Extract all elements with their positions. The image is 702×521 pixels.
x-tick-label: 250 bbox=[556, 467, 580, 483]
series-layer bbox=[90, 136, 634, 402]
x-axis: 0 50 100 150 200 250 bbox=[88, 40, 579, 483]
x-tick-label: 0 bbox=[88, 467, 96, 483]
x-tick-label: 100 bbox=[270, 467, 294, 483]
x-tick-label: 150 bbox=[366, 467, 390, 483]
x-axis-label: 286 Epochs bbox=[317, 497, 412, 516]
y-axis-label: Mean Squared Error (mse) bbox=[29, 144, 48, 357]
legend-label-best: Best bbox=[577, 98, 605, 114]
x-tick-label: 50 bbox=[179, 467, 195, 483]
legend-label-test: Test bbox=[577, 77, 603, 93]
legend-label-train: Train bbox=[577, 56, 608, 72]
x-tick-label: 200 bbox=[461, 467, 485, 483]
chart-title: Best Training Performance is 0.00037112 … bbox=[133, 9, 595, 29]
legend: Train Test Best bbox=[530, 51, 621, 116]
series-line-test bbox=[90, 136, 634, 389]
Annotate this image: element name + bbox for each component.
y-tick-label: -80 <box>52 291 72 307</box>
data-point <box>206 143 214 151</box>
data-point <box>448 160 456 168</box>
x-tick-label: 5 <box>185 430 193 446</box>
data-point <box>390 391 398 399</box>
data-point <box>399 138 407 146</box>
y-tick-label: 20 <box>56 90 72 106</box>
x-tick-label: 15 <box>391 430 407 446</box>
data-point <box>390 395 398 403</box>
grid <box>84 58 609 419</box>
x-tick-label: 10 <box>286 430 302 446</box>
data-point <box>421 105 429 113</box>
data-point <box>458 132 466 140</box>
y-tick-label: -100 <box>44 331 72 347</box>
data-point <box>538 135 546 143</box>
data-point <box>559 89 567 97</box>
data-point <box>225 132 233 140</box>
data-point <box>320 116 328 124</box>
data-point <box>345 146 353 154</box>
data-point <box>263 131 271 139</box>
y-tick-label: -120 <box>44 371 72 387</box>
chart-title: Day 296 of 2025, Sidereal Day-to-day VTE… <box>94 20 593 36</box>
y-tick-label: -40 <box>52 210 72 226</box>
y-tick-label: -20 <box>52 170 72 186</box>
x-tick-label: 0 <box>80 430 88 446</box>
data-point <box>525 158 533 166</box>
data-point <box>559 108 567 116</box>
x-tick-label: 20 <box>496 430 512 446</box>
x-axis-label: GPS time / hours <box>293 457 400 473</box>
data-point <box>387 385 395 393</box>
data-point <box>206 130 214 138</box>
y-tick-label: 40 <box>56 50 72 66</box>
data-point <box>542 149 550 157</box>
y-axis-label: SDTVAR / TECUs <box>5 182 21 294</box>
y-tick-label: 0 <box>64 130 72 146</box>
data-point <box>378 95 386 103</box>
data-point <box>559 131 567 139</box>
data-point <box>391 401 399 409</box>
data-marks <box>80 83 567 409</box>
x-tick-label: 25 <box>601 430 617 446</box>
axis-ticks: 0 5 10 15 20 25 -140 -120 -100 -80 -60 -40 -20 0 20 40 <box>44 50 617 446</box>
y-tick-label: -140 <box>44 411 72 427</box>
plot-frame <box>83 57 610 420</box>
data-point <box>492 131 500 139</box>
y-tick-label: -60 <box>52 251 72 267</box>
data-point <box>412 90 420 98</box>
_____
=== EXERCISE DETAILS ===
Format every line of the records above as a numbered list, leaving out any blank lines.

=== FULL SOLUTION ===
1. Extract all elements with their positions. The image is 702×521 pixels.
2. x-tick-label: 250 bbox=[556, 467, 580, 483]
3. series-layer bbox=[90, 136, 634, 402]
4. x-axis: 0 50 100 150 200 250 bbox=[88, 40, 579, 483]
5. x-tick-label: 0 bbox=[88, 467, 96, 483]
6. x-tick-label: 100 bbox=[270, 467, 294, 483]
7. x-tick-label: 150 bbox=[366, 467, 390, 483]
8. x-axis-label: 286 Epochs bbox=[317, 497, 412, 516]
9. y-axis-label: Mean Squared Error (mse) bbox=[29, 144, 48, 357]
10. legend-label-best: Best bbox=[577, 98, 605, 114]
11. x-tick-label: 50 bbox=[179, 467, 195, 483]
12. legend-label-test: Test bbox=[577, 77, 603, 93]
13. legend-label-train: Train bbox=[577, 56, 608, 72]
14. x-tick-label: 200 bbox=[461, 467, 485, 483]
15. chart-title: Best Training Performance is 0.00037112 … bbox=[133, 9, 595, 29]
16. legend: Train Test Best bbox=[530, 51, 621, 116]
17. series-line-test bbox=[90, 136, 634, 389]
18. Annotate this image: element name + bbox for each component.
19. y-tick-label: -80 <box>52 291 72 307</box>
20. data-point <box>206 143 214 151</box>
21. data-point <box>448 160 456 168</box>
22. x-tick-label: 5 <box>185 430 193 446</box>
23. data-point <box>390 391 398 399</box>
24. data-point <box>399 138 407 146</box>
25. y-tick-label: 20 <box>56 90 72 106</box>
26. x-tick-label: 15 <box>391 430 407 446</box>
27. data-point <box>390 395 398 403</box>
28. grid <box>84 58 609 419</box>
29. x-tick-label: 10 <box>286 430 302 446</box>
30. data-point <box>421 105 429 113</box>
31. data-point <box>458 132 466 140</box>
32. y-tick-label: -100 <box>44 331 72 347</box>
33. data-point <box>538 135 546 143</box>
34. data-point <box>559 89 567 97</box>
35. data-point <box>225 132 233 140</box>
36. data-point <box>320 116 328 124</box>
37. data-point <box>345 146 353 154</box>
38. data-point <box>263 131 271 139</box>
39. y-tick-label: -120 <box>44 371 72 387</box>
40. chart-title: Day 296 of 2025, Sidereal Day-to-day VTE… <box>94 20 593 36</box>
41. y-tick-label: -40 <box>52 210 72 226</box>
42. y-tick-label: -20 <box>52 170 72 186</box>
43. x-tick-label: 0 <box>80 430 88 446</box>
44. data-point <box>525 158 533 166</box>
45. data-point <box>559 108 567 116</box>
46. x-tick-label: 20 <box>496 430 512 446</box>
47. x-axis-label: GPS time / hours <box>293 457 400 473</box>
48. data-point <box>387 385 395 393</box>
49. data-point <box>206 130 214 138</box>
50. y-tick-label: 40 <box>56 50 72 66</box>
51. data-point <box>542 149 550 157</box>
52. y-axis-label: SDTVAR / TECUs <box>5 182 21 294</box>
53. y-tick-label: 0 <box>64 130 72 146</box>
54. data-point <box>378 95 386 103</box>
55. data-point <box>559 131 567 139</box>
56. data-point <box>391 401 399 409</box>
57. data-marks <box>80 83 567 409</box>
58. x-tick-label: 25 <box>601 430 617 446</box>
59. axis-ticks: 0 5 10 15 20 25 -140 -120 -100 -80 -60 -40 -20 0 20 40 <box>44 50 617 446</box>
60. y-tick-label: -140 <box>44 411 72 427</box>
61. plot-frame <box>83 57 610 420</box>
62. data-point <box>492 131 500 139</box>
63. y-tick-label: -60 <box>52 251 72 267</box>
64. data-point <box>412 90 420 98</box>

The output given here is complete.